-- begin The input --

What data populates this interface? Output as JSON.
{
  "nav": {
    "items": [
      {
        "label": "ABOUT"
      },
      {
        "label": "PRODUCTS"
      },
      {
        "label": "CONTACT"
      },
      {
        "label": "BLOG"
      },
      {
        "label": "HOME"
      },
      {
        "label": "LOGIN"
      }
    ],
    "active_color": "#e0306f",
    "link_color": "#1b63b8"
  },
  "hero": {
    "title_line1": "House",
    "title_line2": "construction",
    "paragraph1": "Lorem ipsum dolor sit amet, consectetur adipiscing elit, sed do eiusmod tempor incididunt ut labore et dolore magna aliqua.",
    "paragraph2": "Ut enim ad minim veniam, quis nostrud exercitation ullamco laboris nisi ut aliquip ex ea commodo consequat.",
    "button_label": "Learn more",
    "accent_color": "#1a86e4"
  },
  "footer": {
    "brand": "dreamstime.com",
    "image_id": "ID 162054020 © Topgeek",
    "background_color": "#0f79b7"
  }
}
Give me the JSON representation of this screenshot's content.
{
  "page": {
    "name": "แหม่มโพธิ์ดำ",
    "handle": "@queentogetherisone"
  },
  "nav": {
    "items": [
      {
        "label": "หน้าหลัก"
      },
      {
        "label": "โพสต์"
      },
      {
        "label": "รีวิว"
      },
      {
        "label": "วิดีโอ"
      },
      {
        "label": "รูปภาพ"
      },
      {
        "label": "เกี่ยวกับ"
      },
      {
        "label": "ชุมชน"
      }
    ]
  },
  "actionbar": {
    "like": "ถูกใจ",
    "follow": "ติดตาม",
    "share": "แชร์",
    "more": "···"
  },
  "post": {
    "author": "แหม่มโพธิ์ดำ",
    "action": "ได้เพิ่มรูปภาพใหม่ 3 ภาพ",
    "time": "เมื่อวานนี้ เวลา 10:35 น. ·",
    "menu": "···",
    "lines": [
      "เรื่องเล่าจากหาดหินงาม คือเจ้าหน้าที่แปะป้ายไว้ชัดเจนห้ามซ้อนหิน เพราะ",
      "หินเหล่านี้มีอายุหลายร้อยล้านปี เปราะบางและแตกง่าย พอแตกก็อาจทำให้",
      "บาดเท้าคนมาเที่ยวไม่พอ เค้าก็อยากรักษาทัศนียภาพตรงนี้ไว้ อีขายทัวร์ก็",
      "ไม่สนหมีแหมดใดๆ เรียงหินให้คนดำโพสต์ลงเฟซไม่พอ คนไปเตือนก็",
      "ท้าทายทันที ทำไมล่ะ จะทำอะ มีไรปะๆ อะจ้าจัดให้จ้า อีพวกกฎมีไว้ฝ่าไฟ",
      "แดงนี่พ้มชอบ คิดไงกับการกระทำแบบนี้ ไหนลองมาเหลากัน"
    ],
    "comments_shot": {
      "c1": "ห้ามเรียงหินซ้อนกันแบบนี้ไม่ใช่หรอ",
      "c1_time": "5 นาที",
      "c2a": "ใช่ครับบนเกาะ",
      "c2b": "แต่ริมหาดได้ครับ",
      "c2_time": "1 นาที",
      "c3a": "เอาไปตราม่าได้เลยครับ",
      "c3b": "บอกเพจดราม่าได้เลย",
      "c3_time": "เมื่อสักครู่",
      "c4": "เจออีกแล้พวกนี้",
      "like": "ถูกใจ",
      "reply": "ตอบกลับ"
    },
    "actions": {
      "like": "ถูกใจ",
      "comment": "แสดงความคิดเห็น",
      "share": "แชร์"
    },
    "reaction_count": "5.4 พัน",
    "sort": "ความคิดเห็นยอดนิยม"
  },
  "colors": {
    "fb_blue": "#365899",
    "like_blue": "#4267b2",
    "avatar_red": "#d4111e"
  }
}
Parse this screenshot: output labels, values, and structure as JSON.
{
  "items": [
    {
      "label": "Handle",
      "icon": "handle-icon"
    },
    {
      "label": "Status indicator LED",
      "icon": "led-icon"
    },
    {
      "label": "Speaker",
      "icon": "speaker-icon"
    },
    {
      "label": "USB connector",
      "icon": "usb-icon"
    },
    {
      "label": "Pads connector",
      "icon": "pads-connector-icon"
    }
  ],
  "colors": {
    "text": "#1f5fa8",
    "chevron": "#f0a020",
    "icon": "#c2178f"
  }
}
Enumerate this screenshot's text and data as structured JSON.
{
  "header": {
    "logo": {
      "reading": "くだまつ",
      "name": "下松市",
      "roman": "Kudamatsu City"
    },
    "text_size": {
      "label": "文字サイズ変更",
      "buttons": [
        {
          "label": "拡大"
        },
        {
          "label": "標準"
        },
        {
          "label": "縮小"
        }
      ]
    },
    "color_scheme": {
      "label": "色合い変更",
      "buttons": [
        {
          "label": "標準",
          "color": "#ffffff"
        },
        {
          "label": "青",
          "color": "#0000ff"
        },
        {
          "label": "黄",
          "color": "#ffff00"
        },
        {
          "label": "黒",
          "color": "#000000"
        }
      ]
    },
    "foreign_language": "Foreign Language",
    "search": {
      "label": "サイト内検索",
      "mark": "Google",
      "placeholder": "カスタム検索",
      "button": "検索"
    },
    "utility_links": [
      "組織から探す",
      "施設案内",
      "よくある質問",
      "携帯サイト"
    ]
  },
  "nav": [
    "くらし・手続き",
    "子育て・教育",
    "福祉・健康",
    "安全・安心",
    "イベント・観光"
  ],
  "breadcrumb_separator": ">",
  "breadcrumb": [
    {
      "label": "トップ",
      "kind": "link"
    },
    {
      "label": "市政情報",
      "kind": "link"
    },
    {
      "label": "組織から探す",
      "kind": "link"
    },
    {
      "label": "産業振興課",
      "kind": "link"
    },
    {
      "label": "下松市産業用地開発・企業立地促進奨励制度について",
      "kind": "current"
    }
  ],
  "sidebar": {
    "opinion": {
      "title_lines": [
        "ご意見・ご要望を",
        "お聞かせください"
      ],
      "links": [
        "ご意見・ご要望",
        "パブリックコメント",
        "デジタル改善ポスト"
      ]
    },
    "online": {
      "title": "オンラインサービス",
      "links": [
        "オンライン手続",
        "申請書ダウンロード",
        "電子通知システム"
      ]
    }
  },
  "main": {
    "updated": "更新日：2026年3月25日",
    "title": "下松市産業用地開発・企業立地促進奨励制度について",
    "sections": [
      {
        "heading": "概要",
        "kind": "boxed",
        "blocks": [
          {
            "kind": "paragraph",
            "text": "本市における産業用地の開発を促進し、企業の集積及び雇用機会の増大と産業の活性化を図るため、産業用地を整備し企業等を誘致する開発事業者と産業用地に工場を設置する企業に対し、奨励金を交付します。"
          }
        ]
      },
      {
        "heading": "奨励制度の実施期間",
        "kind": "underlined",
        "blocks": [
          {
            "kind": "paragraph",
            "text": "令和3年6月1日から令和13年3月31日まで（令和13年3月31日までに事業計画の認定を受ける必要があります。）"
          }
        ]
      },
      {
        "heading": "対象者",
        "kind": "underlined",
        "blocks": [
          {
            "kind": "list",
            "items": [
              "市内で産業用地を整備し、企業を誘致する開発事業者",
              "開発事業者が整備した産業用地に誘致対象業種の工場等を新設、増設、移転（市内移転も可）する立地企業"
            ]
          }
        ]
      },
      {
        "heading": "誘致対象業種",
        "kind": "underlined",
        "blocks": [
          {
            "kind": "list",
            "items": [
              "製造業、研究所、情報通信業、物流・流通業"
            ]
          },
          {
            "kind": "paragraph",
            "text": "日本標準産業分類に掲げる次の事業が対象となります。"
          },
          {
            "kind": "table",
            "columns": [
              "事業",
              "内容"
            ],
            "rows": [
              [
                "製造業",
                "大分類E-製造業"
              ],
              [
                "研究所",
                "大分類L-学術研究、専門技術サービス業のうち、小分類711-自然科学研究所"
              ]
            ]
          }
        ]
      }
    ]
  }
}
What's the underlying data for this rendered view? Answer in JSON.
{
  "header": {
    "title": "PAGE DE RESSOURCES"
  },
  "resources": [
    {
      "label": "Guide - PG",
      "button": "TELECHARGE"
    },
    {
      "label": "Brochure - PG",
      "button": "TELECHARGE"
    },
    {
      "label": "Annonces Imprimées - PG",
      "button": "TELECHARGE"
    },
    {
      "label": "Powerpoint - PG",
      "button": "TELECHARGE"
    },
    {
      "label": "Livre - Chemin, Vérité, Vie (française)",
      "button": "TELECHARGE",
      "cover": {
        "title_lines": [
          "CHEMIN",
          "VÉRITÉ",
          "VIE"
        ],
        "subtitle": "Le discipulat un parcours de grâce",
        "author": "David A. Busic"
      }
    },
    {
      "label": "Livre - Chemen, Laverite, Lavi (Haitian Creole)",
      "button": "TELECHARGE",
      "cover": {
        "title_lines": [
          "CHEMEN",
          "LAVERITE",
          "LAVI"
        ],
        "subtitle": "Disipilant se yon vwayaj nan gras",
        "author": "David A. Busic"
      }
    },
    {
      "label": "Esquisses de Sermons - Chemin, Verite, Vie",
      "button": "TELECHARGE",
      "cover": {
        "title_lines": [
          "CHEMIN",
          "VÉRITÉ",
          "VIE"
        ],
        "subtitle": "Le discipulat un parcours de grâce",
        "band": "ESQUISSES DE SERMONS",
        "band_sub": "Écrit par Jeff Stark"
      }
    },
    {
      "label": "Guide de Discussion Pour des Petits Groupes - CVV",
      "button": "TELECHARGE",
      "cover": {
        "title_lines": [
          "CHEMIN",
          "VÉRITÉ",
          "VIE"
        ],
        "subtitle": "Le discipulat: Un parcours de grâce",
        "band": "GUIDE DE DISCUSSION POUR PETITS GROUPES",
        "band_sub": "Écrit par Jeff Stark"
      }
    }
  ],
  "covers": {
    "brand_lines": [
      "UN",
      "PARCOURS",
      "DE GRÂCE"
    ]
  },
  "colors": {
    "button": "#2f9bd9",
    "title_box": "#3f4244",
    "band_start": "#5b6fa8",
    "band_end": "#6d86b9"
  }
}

-- end The input --

Task goal:
Check each line above for the word "Livre", and copy the lines where it appears.

Right answer:
      "label": "Livre - Chemin, Vérité, Vie (française)",
      "label": "Livre - Chemen, Laverite, Lavi (Haitian Creole)",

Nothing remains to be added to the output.